Pull out every line of the listing below where "Time" appears.

'''

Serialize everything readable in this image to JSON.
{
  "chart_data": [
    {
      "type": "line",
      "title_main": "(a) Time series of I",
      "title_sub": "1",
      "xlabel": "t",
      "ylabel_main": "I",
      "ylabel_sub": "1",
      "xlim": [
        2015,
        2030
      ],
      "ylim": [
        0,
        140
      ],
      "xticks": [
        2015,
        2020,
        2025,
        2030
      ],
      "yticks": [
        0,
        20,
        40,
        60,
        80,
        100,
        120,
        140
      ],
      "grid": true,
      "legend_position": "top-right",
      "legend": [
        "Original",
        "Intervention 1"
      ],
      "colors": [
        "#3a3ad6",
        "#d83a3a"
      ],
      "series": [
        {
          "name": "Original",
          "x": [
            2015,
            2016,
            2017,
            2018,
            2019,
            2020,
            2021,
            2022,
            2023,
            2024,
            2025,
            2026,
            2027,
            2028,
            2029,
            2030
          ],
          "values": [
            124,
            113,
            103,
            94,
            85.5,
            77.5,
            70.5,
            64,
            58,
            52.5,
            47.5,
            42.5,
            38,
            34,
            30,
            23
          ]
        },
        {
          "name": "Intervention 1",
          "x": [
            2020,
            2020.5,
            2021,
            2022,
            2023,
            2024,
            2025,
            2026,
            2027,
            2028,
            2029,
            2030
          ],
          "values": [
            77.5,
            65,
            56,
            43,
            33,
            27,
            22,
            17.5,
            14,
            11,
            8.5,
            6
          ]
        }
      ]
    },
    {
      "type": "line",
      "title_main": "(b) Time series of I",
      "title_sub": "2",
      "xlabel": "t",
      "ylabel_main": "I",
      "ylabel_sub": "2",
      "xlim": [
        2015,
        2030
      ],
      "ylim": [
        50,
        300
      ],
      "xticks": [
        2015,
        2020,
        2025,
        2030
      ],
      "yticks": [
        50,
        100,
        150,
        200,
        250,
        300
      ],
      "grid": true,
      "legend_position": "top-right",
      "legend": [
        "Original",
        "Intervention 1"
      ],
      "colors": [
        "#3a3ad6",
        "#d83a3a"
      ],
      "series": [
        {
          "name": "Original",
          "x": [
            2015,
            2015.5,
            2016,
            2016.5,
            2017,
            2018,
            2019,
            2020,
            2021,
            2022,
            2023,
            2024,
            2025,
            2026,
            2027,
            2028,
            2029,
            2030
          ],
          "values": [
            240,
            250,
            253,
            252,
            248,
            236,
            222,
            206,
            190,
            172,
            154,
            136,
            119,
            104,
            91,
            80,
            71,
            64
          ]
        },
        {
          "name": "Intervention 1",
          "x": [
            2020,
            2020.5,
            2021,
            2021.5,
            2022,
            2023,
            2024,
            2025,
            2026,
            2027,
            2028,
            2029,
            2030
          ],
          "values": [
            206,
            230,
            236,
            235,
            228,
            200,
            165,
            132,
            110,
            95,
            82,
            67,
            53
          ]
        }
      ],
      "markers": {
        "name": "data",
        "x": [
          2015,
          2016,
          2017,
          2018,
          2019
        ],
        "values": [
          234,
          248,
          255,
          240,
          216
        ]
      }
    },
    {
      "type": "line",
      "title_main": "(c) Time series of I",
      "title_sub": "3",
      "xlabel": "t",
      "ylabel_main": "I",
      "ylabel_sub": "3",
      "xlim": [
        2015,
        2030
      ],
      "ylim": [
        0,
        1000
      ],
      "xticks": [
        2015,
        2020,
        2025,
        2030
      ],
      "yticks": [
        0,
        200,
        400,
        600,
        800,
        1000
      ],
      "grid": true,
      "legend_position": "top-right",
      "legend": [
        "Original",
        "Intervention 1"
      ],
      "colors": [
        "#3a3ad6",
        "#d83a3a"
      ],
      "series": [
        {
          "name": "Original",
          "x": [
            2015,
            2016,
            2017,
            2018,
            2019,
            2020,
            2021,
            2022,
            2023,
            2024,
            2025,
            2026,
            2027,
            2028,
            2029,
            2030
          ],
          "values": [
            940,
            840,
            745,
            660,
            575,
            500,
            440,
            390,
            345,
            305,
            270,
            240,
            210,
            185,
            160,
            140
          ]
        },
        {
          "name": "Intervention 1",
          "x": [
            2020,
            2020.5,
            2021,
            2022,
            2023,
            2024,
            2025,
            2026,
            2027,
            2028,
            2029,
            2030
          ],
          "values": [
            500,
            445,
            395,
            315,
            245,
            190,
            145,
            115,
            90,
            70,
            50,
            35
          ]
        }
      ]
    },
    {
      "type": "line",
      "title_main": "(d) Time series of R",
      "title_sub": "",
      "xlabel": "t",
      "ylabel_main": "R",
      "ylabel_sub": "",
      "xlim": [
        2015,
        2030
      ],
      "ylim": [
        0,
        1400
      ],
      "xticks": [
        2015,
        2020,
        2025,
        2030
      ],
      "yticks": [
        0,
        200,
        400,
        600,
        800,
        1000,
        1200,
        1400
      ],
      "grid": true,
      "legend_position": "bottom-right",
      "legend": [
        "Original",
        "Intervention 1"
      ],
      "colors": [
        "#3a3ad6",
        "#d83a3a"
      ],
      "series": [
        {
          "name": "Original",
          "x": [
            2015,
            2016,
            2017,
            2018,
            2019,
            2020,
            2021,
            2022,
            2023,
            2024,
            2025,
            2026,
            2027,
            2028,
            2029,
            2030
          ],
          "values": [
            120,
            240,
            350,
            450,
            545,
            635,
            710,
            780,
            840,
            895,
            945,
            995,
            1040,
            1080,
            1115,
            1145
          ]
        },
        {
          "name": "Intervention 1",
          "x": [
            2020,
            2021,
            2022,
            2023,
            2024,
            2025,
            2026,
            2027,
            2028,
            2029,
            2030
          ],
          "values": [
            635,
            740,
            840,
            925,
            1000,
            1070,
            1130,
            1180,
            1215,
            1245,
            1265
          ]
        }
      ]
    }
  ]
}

'''

Solution to the exercise =
      "title_main": "(a) Time series of I",
      "title_main": "(b) Time series of I",
      "title_main": "(c) Time series of I",
      "title_main": "(d) Time series of R",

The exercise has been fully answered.